__Stated problem__.
The data must be written out once more, precisely as given.

__Excerpted data__.
+ + + + + + +
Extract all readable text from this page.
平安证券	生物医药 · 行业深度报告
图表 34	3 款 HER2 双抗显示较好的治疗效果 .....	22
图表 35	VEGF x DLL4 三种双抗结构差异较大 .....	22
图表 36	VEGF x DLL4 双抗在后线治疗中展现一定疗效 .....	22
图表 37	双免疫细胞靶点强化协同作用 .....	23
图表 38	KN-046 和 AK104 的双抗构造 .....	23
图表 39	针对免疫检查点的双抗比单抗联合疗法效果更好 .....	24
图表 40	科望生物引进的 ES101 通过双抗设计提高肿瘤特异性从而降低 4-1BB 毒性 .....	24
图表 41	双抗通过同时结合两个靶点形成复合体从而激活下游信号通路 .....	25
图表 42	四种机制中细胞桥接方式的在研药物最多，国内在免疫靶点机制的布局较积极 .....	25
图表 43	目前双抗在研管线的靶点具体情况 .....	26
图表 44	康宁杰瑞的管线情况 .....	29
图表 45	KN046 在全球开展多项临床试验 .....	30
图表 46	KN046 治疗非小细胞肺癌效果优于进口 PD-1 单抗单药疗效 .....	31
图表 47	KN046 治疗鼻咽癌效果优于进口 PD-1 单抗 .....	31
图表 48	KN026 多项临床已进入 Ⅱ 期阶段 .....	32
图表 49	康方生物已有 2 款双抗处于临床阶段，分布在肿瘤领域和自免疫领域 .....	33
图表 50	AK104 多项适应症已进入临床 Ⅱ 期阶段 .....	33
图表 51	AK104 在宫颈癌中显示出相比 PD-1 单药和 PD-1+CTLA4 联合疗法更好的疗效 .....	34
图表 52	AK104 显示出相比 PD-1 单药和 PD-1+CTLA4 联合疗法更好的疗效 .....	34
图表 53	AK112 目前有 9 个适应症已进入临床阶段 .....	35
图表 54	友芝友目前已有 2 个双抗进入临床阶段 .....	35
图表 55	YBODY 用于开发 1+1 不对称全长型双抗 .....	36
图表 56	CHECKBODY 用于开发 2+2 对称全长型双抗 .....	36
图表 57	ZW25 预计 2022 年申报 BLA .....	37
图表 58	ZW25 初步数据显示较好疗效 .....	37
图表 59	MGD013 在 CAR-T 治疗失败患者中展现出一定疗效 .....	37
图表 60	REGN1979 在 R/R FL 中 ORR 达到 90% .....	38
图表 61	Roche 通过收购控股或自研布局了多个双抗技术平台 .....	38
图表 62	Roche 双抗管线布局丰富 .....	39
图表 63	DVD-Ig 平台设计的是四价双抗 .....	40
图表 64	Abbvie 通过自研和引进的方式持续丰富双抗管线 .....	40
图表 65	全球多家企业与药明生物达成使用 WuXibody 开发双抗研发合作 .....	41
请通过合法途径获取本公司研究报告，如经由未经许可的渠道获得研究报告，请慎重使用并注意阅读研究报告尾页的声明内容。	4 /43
+ + + + + + +
__Answer to the exercise__.
Extract all readable text from this page.
平安证券	生物医药 · 行业深度报告
图表 34	3 款 HER2 双抗显示较好的治疗效果 .....	22
图表 35	VEGF x DLL4 三种双抗结构差异较大 .....	22
图表 36	VEGF x DLL4 双抗在后线治疗中展现一定疗效 .....	22
图表 37	双免疫细胞靶点强化协同作用 .....	23
图表 38	KN-046 和 AK104 的双抗构造 .....	23
图表 39	针对免疫检查点的双抗比单抗联合疗法效果更好 .....	24
图表 40	科望生物引进的 ES101 通过双抗设计提高肿瘤特异性从而降低 4-1BB 毒性 .....	24
图表 41	双抗通过同时结合两个靶点形成复合体从而激活下游信号通路 .....	25
图表 42	四种机制中细胞桥接方式的在研药物最多，国内在免疫靶点机制的布局较积极 .....	25
图表 43	目前双抗在研管线的靶点具体情况 .....	26
图表 44	康宁杰瑞的管线情况 .....	29
图表 45	KN046 在全球开展多项临床试验 .....	30
图表 46	KN046 治疗非小细胞肺癌效果优于进口 PD-1 单抗单药疗效 .....	31
图表 47	KN046 治疗鼻咽癌效果优于进口 PD-1 单抗 .....	31
图表 48	KN026 多项临床已进入 Ⅱ 期阶段 .....	32
图表 49	康方生物已有 2 款双抗处于临床阶段，分布在肿瘤领域和自免疫领域 .....	33
图表 50	AK104 多项适应症已进入临床 Ⅱ 期阶段 .....	33
图表 51	AK104 在宫颈癌中显示出相比 PD-1 单药和 PD-1+CTLA4 联合疗法更好的疗效 .....	34
图表 52	AK104 显示出相比 PD-1 单药和 PD-1+CTLA4 联合疗法更好的疗效 .....	34
图表 53	AK112 目前有 9 个适应症已进入临床阶段 .....	35
图表 54	友芝友目前已有 2 个双抗进入临床阶段 .....	35
图表 55	YBODY 用于开发 1+1 不对称全长型双抗 .....	36
图表 56	CHECKBODY 用于开发 2+2 对称全长型双抗 .....	36
图表 57	ZW25 预计 2022 年申报 BLA .....	37
图表 58	ZW25 初步数据显示较好疗效 .....	37
图表 59	MGD013 在 CAR-T 治疗失败患者中展现出一定疗效 .....	37
图表 60	REGN1979 在 R/R FL 中 ORR 达到 90% .....	38
图表 61	Roche 通过收购控股或自研布局了多个双抗技术平台 .....	38
图表 62	Roche 双抗管线布局丰富 .....	39
图表 63	DVD-Ig 平台设计的是四价双抗 .....	40
图表 64	Abbvie 通过自研和引进的方式持续丰富双抗管线 .....	40
图表 65	全球多家企业与药明生物达成使用 WuXibody 开发双抗研发合作 .....	41
请通过合法途径获取本公司研究报告，如经由未经许可的渠道获得研究报告，请慎重使用并注意阅读研究报告尾页的声明内容。	4 /43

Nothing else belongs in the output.